__REQUIREMENTS__. Only a number is wanted. Count the lines holding the string "xlabel".
[BEGIN THE INPUT]
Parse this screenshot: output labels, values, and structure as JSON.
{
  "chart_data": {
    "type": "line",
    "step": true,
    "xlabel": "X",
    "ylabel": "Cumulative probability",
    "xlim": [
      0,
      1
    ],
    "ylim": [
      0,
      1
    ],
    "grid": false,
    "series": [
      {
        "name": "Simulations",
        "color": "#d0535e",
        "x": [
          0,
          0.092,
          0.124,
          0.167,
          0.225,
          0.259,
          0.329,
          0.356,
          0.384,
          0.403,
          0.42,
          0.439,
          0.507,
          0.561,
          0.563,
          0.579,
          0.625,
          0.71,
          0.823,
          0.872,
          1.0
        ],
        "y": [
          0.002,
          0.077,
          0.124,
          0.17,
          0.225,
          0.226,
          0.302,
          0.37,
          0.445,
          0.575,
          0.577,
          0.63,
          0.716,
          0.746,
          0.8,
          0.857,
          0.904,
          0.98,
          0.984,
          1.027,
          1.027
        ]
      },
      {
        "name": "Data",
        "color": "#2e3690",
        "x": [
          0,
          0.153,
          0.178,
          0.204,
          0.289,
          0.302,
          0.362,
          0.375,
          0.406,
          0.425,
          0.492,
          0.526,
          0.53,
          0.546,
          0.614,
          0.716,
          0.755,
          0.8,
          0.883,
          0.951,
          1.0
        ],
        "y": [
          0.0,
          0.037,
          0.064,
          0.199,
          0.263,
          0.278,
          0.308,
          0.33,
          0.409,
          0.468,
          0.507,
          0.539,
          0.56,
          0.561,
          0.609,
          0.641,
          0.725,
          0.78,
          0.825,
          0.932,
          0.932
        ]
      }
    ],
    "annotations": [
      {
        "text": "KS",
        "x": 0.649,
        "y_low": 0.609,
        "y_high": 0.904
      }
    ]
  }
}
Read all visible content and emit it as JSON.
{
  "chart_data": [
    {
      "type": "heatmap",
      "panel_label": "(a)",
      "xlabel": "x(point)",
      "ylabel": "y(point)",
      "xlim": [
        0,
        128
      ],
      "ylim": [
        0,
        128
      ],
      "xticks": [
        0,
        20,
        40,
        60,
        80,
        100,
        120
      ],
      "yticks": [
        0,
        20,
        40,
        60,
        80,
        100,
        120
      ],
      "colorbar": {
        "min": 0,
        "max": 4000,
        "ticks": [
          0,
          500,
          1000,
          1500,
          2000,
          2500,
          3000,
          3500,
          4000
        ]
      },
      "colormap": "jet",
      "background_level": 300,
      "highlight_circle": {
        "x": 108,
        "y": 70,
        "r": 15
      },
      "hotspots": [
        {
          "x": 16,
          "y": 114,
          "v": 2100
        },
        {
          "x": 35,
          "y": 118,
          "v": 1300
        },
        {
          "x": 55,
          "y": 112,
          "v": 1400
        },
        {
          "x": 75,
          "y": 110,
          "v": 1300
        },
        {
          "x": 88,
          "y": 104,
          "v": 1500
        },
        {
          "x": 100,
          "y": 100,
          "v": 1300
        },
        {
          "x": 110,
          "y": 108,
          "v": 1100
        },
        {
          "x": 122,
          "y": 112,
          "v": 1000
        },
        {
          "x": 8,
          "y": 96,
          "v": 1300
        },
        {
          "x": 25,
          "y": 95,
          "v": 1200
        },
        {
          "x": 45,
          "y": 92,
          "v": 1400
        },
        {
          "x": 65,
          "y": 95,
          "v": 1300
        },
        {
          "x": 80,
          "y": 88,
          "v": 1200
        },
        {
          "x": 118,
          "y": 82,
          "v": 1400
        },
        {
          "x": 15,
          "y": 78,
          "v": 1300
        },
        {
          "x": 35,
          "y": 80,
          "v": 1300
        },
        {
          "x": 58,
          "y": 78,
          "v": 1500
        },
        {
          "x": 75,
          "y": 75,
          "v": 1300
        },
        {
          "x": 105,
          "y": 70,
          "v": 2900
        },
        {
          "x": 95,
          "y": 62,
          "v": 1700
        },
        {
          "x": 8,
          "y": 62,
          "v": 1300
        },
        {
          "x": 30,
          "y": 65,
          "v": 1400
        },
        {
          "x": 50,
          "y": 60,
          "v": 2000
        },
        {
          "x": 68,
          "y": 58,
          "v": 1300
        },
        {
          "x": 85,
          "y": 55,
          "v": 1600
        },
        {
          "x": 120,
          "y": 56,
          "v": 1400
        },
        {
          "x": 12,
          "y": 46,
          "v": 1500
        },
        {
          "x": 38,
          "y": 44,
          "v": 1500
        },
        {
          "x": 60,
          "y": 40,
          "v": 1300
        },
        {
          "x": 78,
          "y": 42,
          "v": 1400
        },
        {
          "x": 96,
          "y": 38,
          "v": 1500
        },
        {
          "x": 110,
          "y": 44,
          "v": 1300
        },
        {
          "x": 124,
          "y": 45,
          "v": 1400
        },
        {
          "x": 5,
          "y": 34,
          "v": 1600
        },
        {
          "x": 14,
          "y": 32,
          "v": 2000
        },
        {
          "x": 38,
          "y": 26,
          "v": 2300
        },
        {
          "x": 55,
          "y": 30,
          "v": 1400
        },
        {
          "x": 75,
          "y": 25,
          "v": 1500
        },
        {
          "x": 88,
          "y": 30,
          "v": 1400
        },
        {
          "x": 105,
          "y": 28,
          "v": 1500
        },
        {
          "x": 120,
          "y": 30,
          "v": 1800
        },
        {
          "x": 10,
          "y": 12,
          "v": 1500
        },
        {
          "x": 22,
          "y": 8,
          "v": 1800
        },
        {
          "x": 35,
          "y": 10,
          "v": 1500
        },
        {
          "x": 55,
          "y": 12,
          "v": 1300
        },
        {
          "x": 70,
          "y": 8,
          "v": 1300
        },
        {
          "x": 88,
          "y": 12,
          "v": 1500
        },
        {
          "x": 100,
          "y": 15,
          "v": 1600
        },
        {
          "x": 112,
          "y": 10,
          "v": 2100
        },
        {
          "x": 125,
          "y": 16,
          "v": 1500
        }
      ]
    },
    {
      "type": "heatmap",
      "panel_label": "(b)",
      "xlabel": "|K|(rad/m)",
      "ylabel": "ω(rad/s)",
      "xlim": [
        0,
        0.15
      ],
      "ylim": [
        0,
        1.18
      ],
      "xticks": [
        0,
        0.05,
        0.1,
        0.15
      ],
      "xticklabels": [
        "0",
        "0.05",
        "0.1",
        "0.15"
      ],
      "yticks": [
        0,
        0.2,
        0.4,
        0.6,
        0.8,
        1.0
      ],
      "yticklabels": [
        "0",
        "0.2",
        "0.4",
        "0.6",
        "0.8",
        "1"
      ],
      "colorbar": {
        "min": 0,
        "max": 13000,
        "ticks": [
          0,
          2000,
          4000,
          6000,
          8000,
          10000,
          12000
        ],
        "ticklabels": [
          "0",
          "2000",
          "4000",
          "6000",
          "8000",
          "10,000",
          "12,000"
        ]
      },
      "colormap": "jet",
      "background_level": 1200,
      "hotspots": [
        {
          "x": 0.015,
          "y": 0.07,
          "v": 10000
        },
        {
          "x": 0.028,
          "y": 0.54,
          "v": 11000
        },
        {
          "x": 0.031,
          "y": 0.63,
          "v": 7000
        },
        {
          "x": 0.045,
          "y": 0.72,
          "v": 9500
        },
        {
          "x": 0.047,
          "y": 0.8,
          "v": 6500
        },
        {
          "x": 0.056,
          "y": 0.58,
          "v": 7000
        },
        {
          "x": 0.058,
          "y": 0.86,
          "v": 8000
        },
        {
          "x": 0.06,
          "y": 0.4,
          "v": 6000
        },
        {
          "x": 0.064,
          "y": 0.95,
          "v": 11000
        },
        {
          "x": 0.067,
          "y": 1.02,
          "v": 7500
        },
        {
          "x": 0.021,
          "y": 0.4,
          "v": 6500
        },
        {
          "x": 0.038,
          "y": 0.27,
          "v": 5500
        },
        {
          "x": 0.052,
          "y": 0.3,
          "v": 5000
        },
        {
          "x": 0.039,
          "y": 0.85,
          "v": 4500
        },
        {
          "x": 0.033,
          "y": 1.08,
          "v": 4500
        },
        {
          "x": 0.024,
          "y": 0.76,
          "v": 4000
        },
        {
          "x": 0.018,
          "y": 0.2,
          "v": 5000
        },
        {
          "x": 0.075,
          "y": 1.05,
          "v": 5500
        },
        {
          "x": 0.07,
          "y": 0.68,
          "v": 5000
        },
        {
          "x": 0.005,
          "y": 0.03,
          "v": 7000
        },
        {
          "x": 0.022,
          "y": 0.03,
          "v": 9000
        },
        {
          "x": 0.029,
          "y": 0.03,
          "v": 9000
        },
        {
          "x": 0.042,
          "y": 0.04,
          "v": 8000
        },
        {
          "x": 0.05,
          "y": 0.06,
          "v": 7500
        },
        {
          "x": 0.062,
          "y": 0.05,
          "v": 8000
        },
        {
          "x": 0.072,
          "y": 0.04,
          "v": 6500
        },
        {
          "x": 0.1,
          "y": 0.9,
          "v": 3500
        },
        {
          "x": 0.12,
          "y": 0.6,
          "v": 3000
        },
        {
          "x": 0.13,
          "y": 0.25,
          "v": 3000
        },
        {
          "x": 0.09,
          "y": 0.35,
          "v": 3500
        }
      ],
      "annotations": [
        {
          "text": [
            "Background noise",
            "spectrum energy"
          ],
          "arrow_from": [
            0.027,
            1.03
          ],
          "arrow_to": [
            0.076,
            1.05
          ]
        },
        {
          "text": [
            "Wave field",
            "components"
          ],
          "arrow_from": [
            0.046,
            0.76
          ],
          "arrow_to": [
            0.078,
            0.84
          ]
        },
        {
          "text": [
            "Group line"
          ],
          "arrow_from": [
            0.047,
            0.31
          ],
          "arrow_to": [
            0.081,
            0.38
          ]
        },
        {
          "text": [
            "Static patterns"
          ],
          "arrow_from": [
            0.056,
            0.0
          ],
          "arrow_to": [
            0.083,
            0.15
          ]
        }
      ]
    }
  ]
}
[END THE INPUT]
__WORKED ANSWER__. 3